Exercise: Quote all of the data that follows exactly as written, skipping the images.

[BEGIN Entries shown]

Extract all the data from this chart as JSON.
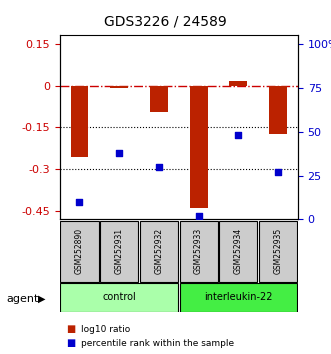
{
  "title": "GDS3226 / 24589",
  "samples": [
    "GSM252890",
    "GSM252931",
    "GSM252932",
    "GSM252933",
    "GSM252934",
    "GSM252935"
  ],
  "log10_ratio": [
    -0.255,
    -0.01,
    -0.095,
    -0.44,
    0.015,
    -0.175
  ],
  "percentile_rank": [
    10,
    38,
    30,
    2,
    48,
    27
  ],
  "ylim_left": [
    -0.48,
    0.18
  ],
  "ylim_right": [
    0,
    105
  ],
  "yticks_left": [
    0.15,
    0,
    -0.15,
    -0.3,
    -0.45
  ],
  "yticks_right": [
    100,
    75,
    50,
    25,
    0
  ],
  "hlines": [
    -0.15,
    -0.3
  ],
  "control_samples": [
    "GSM252890",
    "GSM252931",
    "GSM252932"
  ],
  "interleukin_samples": [
    "GSM252933",
    "GSM252934",
    "GSM252935"
  ],
  "control_label": "control",
  "interleukin_label": "interleukin-22",
  "agent_label": "agent",
  "legend_log10": "log10 ratio",
  "legend_percentile": "percentile rank within the sample",
  "bar_color": "#BB2200",
  "dot_color": "#0000CC",
  "dashed_line_color": "#CC0000",
  "control_bg": "#AAFFAA",
  "interleukin_bg": "#44EE44",
  "sample_bg": "#CCCCCC"
}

[END Entries shown]

Result for this exercise:
Extract all the data from this chart as JSON.
{
  "title": "GDS3226 / 24589",
  "samples": [
    "GSM252890",
    "GSM252931",
    "GSM252932",
    "GSM252933",
    "GSM252934",
    "GSM252935"
  ],
  "log10_ratio": [
    -0.255,
    -0.01,
    -0.095,
    -0.44,
    0.015,
    -0.175
  ],
  "percentile_rank": [
    10,
    38,
    30,
    2,
    48,
    27
  ],
  "ylim_left": [
    -0.48,
    0.18
  ],
  "ylim_right": [
    0,
    105
  ],
  "yticks_left": [
    0.15,
    0,
    -0.15,
    -0.3,
    -0.45
  ],
  "yticks_right": [
    100,
    75,
    50,
    25,
    0
  ],
  "hlines": [
    -0.15,
    -0.3
  ],
  "control_samples": [
    "GSM252890",
    "GSM252931",
    "GSM252932"
  ],
  "interleukin_samples": [
    "GSM252933",
    "GSM252934",
    "GSM252935"
  ],
  "control_label": "control",
  "interleukin_label": "interleukin-22",
  "agent_label": "agent",
  "legend_log10": "log10 ratio",
  "legend_percentile": "percentile rank within the sample",
  "bar_color": "#BB2200",
  "dot_color": "#0000CC",
  "dashed_line_color": "#CC0000",
  "control_bg": "#AAFFAA",
  "interleukin_bg": "#44EE44",
  "sample_bg": "#CCCCCC"
}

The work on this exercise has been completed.